(begin)

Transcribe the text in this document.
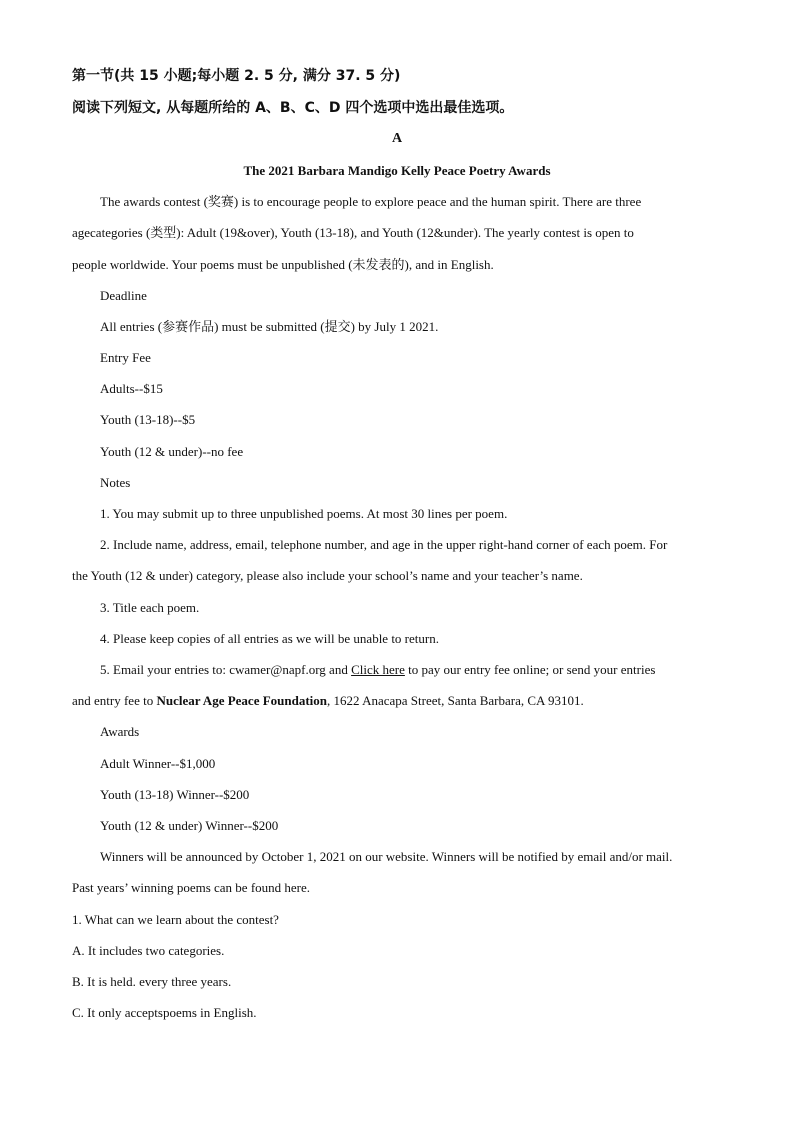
第一节(共 15 小题;每小题 2. 5 分, 满分 37. 5 分)
阅读下列短文, 从每题所给的 A、B、C、D 四个选项中选出最佳选项。
A
The 2021 Barbara Mandigo Kelly Peace Poetry Awards
The awards contest (奖赛) is to encourage people to explore peace and the human spirit. There are three
agecategories (类型): Adult (19&over), Youth (13-18), and Youth (12&under). The yearly contest is open to
people worldwide. Your poems must be unpublished (未发表的), and in English.
Deadline
All entries (参赛作品) must be submitted (提交) by July 1 2021.
Entry Fee
Adults--$15
Youth (13-18)--$5
Youth (12 & under)--no fee
Notes
1. You may submit up to three unpublished poems. At most 30 lines per poem.
2. Include name, address, email, telephone number, and age in the upper right-hand corner of each poem. For
the Youth (12 & under) category, please also include your school’s name and your teacher’s name.
3. Title each poem.
4. Please keep copies of all entries as we will be unable to return.
5. Email your entries to: cwamer@napf.org and Click here to pay our entry fee online; or send your entries
and entry fee to Nuclear Age Peace Foundation, 1622 Anacapa Street, Santa Barbara, CA 93101.
Awards
Adult Winner--$1,000
Youth (13-18) Winner--$200
Youth (12 & under) Winner--$200
Winners will be announced by October 1, 2021 on our website. Winners will be notified by email and/or mail.
Past years’ winning poems can be found here.
1. What can we learn about the contest?
A. It includes two categories.
B. It is held. every three years.
C. It only acceptspoems in English.
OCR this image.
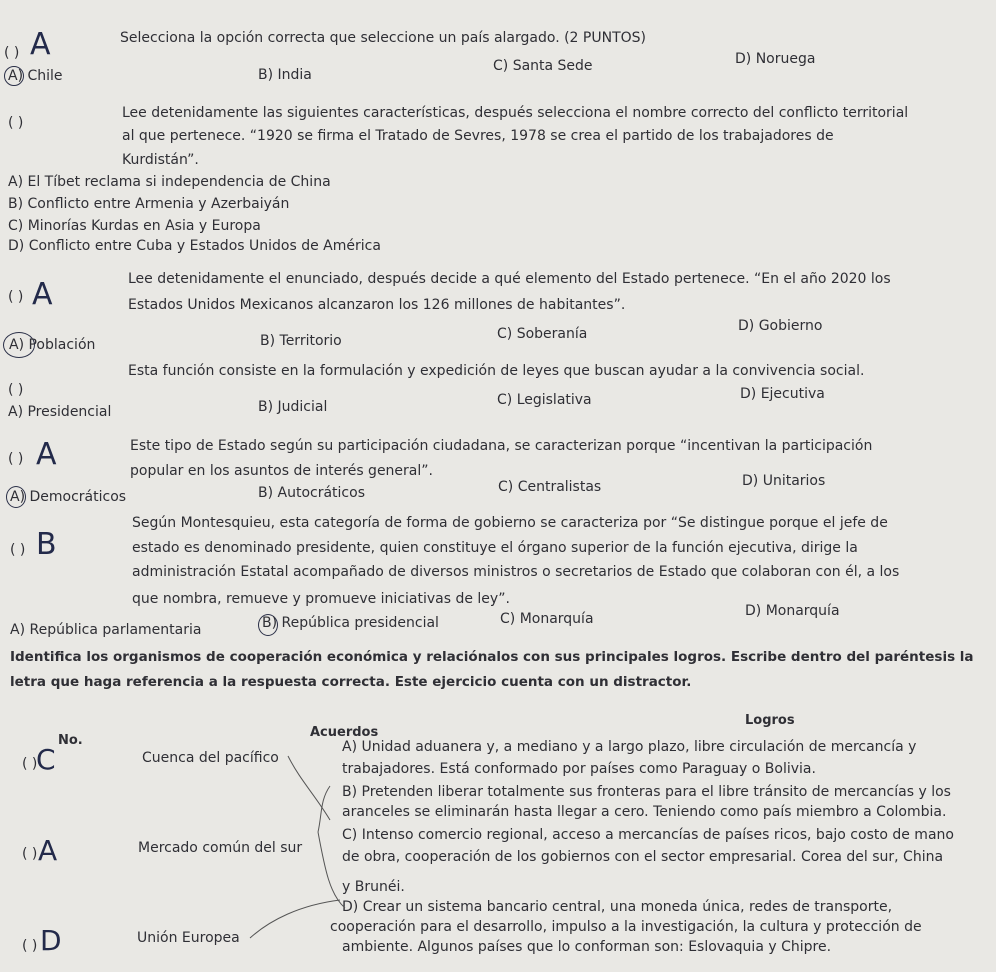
( ) A	Selecciona la opción correcta que seleccione un país alargado. (2 PUNTOS)
A) Chile	B) India
C) Santa Sede	D) Noruega
( )
Lee detenidamente las siguientes características, después selecciona el nombre correcto del conflicto territorial
al que pertenece. “1920 se firma el Tratado de Sevres, 1978 se crea el partido de los trabajadores de
Kurdistán”.
A) El Tíbet reclama si independencia de China
B) Conflicto entre Armenia y Azerbaiyán
C) Minorías Kurdas en Asia y Europa
D) Conflicto entre Cuba y Estados Unidos de América
( ) A	Lee detenidamente el enunciado, después decide a qué elemento del Estado pertenece. “En el año 2020 los
Estados Unidos Mexicanos alcanzaron los 126 millones de habitantes”.
A) Población	B) Territorio	C) Soberanía	D) Gobierno
( )
Esta función consiste en la formulación y expedición de leyes que buscan ayudar a la convivencia social.
A) Presidencial	B) Judicial	C) Legislativa	D) Ejecutiva
( ) A	Este tipo de Estado según su participación ciudadana, se caracterizan porque “incentivan la participación
popular en los asuntos de interés general”.
A) Democráticos	B) Autocráticos	C) Centralistas	D) Unitarios
( ) B
Según Montesquieu, esta categoría de forma de gobierno se caracteriza por “Se distingue porque el jefe de
estado es denominado presidente, quien constituye el órgano superior de la función ejecutiva, dirige la
administración Estatal acompañado de diversos ministros o secretarios de Estado que colaboran con él, a los
que nombra, remueve y promueve iniciativas de ley”.
A) República parlamentaria	B) República presidencial	C) Monarquía	D) Monarquía
Identifica los organismos de cooperación económica y relaciónalos con sus principales logros. Escribe dentro del paréntesis la
letra que haga referencia a la respuesta correcta. Este ejercicio cuenta con un distractor.
No.
Acuerdos
Logros
( )
C	Cuenca del pacífico
( ) A	Mercado común del sur
( ) D	Unión Europea
A) Unidad aduanera y, a mediano y a largo plazo, libre circulación de mercancía y
trabajadores. Está conformado por países como Paraguay o Bolivia.
B) Pretenden liberar totalmente sus fronteras para el libre tránsito de mercancías y los
aranceles se eliminarán hasta llegar a cero. Teniendo como país miembro a Colombia.
C) Intenso comercio regional, acceso a mercancías de países ricos, bajo costo de mano
de obra, cooperación de los gobiernos con el sector empresarial. Corea del sur, China
y Brunéi.
D) Crear un sistema bancario central, una moneda única, redes de transporte,
cooperación para el desarrollo, impulso a la investigación, la cultura y protección de
ambiente. Algunos países que lo conforman son: Eslovaquia y Chipre.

(end)

# GIVEN EXERCISE
Using the material above, set down every line exactly, but skip the pictures.

# TASK ANSWER
Transcribe the text in this document.
第一节(共 15 小题;每小题 2. 5 分, 满分 37. 5 分)
阅读下列短文, 从每题所给的 A、B、C、D 四个选项中选出最佳选项。
A
The 2021 Barbara Mandigo Kelly Peace Poetry Awards
The awards contest (奖赛) is to encourage people to explore peace and the human spirit. There are three
agecategories (类型): Adult (19&over), Youth (13-18), and Youth (12&under). The yearly contest is open to
people worldwide. Your poems must be unpublished (未发表的), and in English.
Deadline
All entries (参赛作品) must be submitted (提交) by July 1 2021.
Entry Fee
Adults--$15
Youth (13-18)--$5
Youth (12 & under)--no fee
Notes
1. You may submit up to three unpublished poems. At most 30 lines per poem.
2. Include name, address, email, telephone number, and age in the upper right-hand corner of each poem. For
the Youth (12 & under) category, please also include your school’s name and your teacher’s name.
3. Title each poem.
4. Please keep copies of all entries as we will be unable to return.
5. Email your entries to: cwamer@napf.org and Click here to pay our entry fee online; or send your entries
and entry fee to Nuclear Age Peace Foundation, 1622 Anacapa Street, Santa Barbara, CA 93101.
Awards
Adult Winner--$1,000
Youth (13-18) Winner--$200
Youth (12 & under) Winner--$200
Winners will be announced by October 1, 2021 on our website. Winners will be notified by email and/or mail.
Past years’ winning poems can be found here.
1. What can we learn about the contest?
A. It includes two categories.
B. It is held. every three years.
C. It only acceptspoems in English.
OCR this image.
( ) A	Selecciona la opción correcta que seleccione un país alargado. (2 PUNTOS)
A) Chile	B) India
C) Santa Sede	D) Noruega
( )
Lee detenidamente las siguientes características, después selecciona el nombre correcto del conflicto territorial
al que pertenece. “1920 se firma el Tratado de Sevres, 1978 se crea el partido de los trabajadores de
Kurdistán”.
A) El Tíbet reclama si independencia de China
B) Conflicto entre Armenia y Azerbaiyán
C) Minorías Kurdas en Asia y Europa
D) Conflicto entre Cuba y Estados Unidos de América
( ) A	Lee detenidamente el enunciado, después decide a qué elemento del Estado pertenece. “En el año 2020 los
Estados Unidos Mexicanos alcanzaron los 126 millones de habitantes”.
A) Población	B) Territorio	C) Soberanía	D) Gobierno
( )
Esta función consiste en la formulación y expedición de leyes que buscan ayudar a la convivencia social.
A) Presidencial	B) Judicial	C) Legislativa	D) Ejecutiva
( ) A	Este tipo de Estado según su participación ciudadana, se caracterizan porque “incentivan la participación
popular en los asuntos de interés general”.
A) Democráticos	B) Autocráticos	C) Centralistas	D) Unitarios
( ) B
Según Montesquieu, esta categoría de forma de gobierno se caracteriza por “Se distingue porque el jefe de
estado es denominado presidente, quien constituye el órgano superior de la función ejecutiva, dirige la
administración Estatal acompañado de diversos ministros o secretarios de Estado que colaboran con él, a los
que nombra, remueve y promueve iniciativas de ley”.
A) República parlamentaria	B) República presidencial	C) Monarquía	D) Monarquía
Identifica los organismos de cooperación económica y relaciónalos con sus principales logros. Escribe dentro del paréntesis la
letra que haga referencia a la respuesta correcta. Este ejercicio cuenta con un distractor.
No.
Acuerdos
Logros
( )
C	Cuenca del pacífico
( ) A	Mercado común del sur
( ) D	Unión Europea
A) Unidad aduanera y, a mediano y a largo plazo, libre circulación de mercancía y
trabajadores. Está conformado por países como Paraguay o Bolivia.
B) Pretenden liberar totalmente sus fronteras para el libre tránsito de mercancías y los
aranceles se eliminarán hasta llegar a cero. Teniendo como país miembro a Colombia.
C) Intenso comercio regional, acceso a mercancías de países ricos, bajo costo de mano
de obra, cooperación de los gobiernos con el sector empresarial. Corea del sur, China
y Brunéi.
D) Crear un sistema bancario central, una moneda única, redes de transporte,
cooperación para el desarrollo, impulso a la investigación, la cultura y protección de
ambiente. Algunos países que lo conforman son: Eslovaquia y Chipre.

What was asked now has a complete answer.